_Exercise objective_
Quote, verbatim, all material below, without pictures.

--- Rows ---

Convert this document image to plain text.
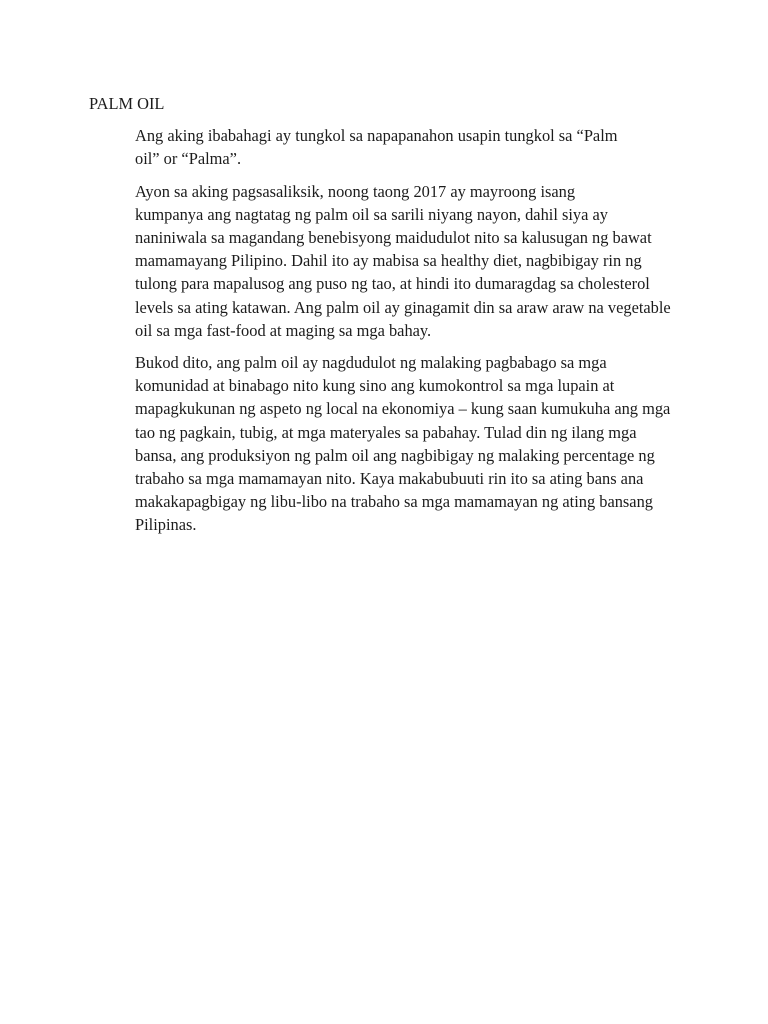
PALM OIL

Ang aking ibabahagi ay tungkol sa napapanahon usapin tungkol sa “Palm
oil” or “Palma”.

Ayon sa aking pagsasaliksik, noong taong 2017 ay mayroong isang
kumpanya ang nagtatag ng palm oil sa sarili niyang nayon, dahil siya ay
naniniwala sa magandang benebisyong maidudulot nito sa kalusugan ng bawat
mamamayang Pilipino. Dahil ito ay mabisa sa healthy diet, nagbibigay rin ng
tulong para mapalusog ang puso ng tao, at hindi ito dumaragdag sa cholesterol
levels sa ating katawan. Ang palm oil ay ginagamit din sa araw araw na vegetable
oil sa mga fast-food at maging sa mga bahay.

Bukod dito, ang palm oil ay nagdudulot ng malaking pagbabago sa mga
komunidad at binabago nito kung sino ang kumokontrol sa mga lupain at
mapagkukunan ng aspeto ng local na ekonomiya – kung saan kumukuha ang mga
tao ng pagkain, tubig, at mga materyales sa pabahay. Tulad din ng ilang mga
bansa, ang produksiyon ng palm oil ang nagbibigay ng malaking percentage ng
trabaho sa mga mamamayan nito. Kaya makabubuuti rin ito sa ating bans ana
makakapagbigay ng libu-libo na trabaho sa mga mamamayan ng ating bansang
Pilipinas.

---

_Answer to this task_
Convert this document image to plain text.
PALM OIL

Ang aking ibabahagi ay tungkol sa napapanahon usapin tungkol sa “Palm
oil” or “Palma”.

Ayon sa aking pagsasaliksik, noong taong 2017 ay mayroong isang
kumpanya ang nagtatag ng palm oil sa sarili niyang nayon, dahil siya ay
naniniwala sa magandang benebisyong maidudulot nito sa kalusugan ng bawat
mamamayang Pilipino. Dahil ito ay mabisa sa healthy diet, nagbibigay rin ng
tulong para mapalusog ang puso ng tao, at hindi ito dumaragdag sa cholesterol
levels sa ating katawan. Ang palm oil ay ginagamit din sa araw araw na vegetable
oil sa mga fast-food at maging sa mga bahay.

Bukod dito, ang palm oil ay nagdudulot ng malaking pagbabago sa mga
komunidad at binabago nito kung sino ang kumokontrol sa mga lupain at
mapagkukunan ng aspeto ng local na ekonomiya – kung saan kumukuha ang mga
tao ng pagkain, tubig, at mga materyales sa pabahay. Tulad din ng ilang mga
bansa, ang produksiyon ng palm oil ang nagbibigay ng malaking percentage ng
trabaho sa mga mamamayan nito. Kaya makabubuuti rin ito sa ating bans ana
makakapagbigay ng libu-libo na trabaho sa mga mamamayan ng ating bansang
Pilipinas.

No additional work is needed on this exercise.